→ Work instructions
Give the number of lines in the entries that contain "Escondida". State only the count.
-- start Listed records --
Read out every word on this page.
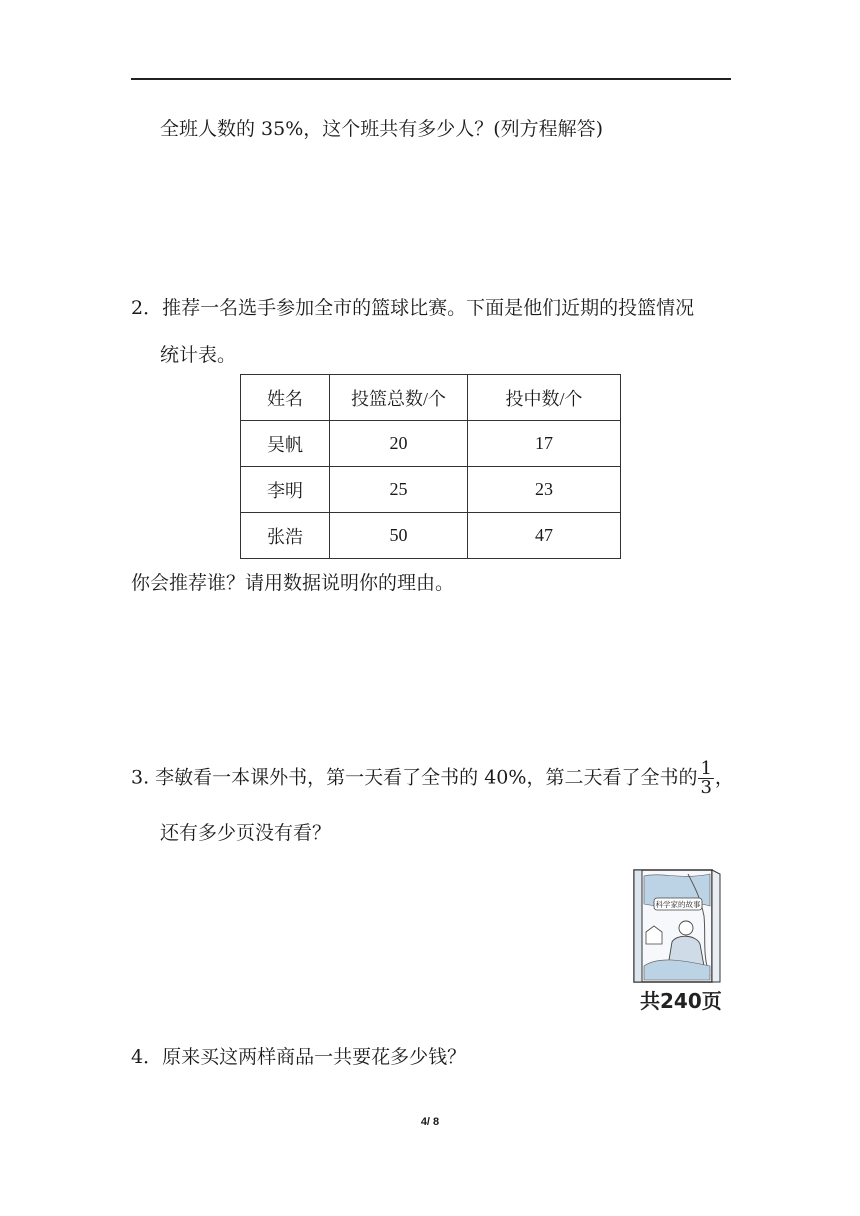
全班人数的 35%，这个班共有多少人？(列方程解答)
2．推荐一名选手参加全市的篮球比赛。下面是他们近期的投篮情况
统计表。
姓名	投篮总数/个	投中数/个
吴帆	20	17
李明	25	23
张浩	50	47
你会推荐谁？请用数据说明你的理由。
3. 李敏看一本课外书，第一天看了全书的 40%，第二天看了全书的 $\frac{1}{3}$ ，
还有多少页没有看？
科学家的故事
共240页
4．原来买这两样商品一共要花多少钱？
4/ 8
-- end Listed records --
-- start Listed records --
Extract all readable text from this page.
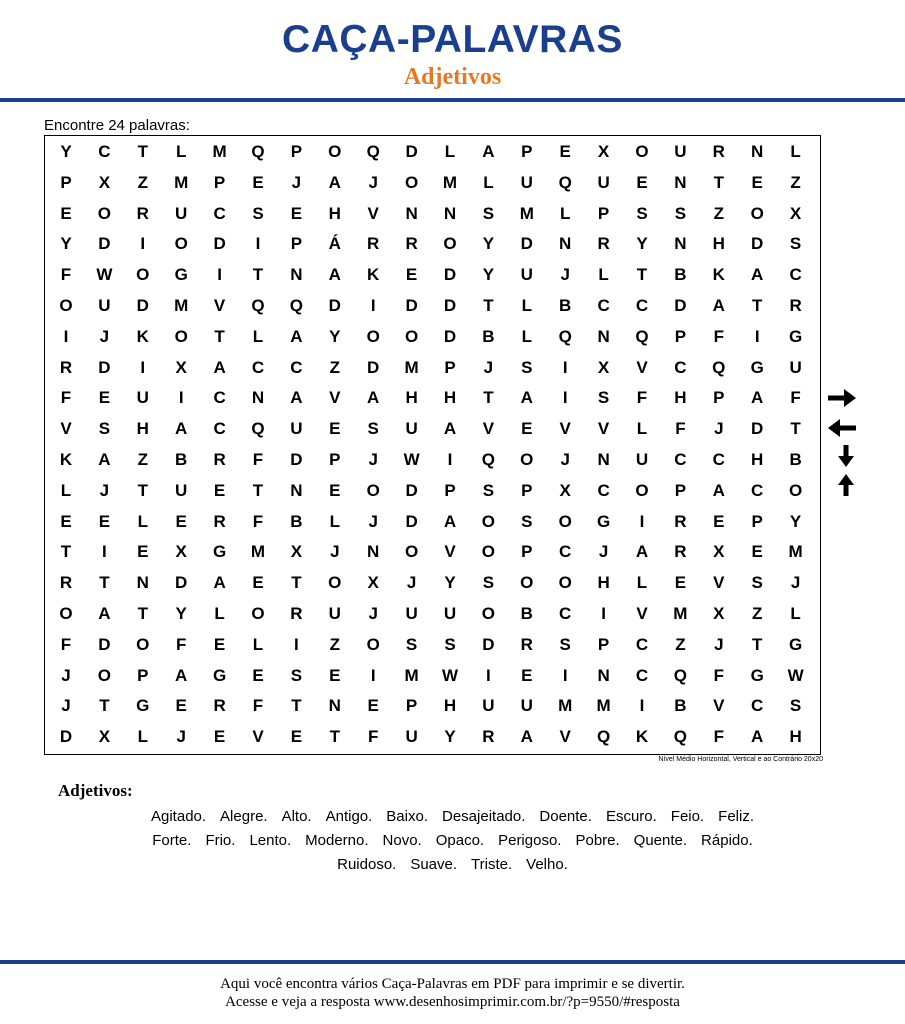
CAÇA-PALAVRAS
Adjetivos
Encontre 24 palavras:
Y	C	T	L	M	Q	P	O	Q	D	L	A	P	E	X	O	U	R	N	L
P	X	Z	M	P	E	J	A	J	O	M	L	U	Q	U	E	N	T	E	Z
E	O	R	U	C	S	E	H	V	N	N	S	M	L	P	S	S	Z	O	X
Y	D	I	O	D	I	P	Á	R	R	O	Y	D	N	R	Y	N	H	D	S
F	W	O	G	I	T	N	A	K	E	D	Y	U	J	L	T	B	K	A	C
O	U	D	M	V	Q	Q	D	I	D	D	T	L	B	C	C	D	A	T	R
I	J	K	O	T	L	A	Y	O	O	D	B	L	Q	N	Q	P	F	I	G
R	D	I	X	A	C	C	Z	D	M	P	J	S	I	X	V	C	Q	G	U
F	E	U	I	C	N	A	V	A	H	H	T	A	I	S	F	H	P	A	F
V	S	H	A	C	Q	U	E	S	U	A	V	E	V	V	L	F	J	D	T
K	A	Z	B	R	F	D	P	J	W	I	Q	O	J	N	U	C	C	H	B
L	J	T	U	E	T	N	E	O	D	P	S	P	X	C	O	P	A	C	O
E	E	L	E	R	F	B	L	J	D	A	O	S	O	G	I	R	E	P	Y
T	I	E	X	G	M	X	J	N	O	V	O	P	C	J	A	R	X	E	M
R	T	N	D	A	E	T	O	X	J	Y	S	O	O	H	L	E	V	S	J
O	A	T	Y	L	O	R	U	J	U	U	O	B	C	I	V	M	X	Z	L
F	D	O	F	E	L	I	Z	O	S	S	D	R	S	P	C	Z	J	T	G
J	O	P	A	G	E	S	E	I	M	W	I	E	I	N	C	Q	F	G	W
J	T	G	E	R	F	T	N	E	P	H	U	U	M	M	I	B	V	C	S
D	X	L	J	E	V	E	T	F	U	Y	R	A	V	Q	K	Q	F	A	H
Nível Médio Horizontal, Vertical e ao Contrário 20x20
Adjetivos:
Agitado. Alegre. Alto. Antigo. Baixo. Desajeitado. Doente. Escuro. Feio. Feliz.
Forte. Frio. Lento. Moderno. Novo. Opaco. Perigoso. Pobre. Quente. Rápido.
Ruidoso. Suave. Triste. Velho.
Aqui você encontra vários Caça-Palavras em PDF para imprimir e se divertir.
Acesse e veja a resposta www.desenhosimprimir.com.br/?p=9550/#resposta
-- end Listed records --
-- start Listed records --
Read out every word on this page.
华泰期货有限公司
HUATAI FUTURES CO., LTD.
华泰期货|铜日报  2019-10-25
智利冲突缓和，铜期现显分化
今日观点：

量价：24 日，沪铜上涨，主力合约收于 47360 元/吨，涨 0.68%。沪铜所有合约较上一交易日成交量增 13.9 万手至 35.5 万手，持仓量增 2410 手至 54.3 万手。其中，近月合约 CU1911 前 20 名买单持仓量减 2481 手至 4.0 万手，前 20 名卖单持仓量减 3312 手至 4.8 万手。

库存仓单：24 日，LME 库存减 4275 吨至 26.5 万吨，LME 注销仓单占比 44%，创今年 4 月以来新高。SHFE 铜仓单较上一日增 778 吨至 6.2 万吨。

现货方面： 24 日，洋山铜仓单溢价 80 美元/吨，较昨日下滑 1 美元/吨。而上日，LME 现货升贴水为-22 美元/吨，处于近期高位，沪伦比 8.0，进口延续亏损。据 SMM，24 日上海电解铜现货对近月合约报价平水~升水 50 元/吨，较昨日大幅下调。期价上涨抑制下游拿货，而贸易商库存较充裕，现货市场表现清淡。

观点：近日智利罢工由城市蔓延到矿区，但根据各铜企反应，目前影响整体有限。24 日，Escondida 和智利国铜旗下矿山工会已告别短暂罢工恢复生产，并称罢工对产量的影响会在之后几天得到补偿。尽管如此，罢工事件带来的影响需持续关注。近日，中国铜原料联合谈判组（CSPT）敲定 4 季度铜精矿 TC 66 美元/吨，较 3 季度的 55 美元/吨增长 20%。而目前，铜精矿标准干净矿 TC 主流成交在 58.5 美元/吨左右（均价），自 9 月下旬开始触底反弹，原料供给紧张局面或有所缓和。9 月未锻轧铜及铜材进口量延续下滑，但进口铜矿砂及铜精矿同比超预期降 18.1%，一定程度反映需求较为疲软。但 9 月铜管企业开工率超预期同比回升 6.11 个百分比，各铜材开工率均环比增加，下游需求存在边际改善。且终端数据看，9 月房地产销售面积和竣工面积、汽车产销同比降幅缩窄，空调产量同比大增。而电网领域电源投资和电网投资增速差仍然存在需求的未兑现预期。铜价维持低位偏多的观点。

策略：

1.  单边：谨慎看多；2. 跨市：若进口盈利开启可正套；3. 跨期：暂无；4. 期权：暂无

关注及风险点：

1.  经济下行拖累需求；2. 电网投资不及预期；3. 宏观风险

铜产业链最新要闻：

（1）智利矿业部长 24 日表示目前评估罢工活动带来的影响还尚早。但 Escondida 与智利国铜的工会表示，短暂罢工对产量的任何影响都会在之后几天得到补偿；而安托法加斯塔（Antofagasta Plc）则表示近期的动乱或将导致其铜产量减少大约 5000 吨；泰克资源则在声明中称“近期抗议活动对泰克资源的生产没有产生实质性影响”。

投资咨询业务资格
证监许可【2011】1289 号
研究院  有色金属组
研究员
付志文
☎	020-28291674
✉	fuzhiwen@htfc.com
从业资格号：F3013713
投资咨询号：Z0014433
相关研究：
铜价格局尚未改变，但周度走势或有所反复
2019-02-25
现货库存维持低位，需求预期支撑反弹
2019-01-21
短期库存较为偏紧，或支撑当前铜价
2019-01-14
-- end Listed records --
→ Worked answer
2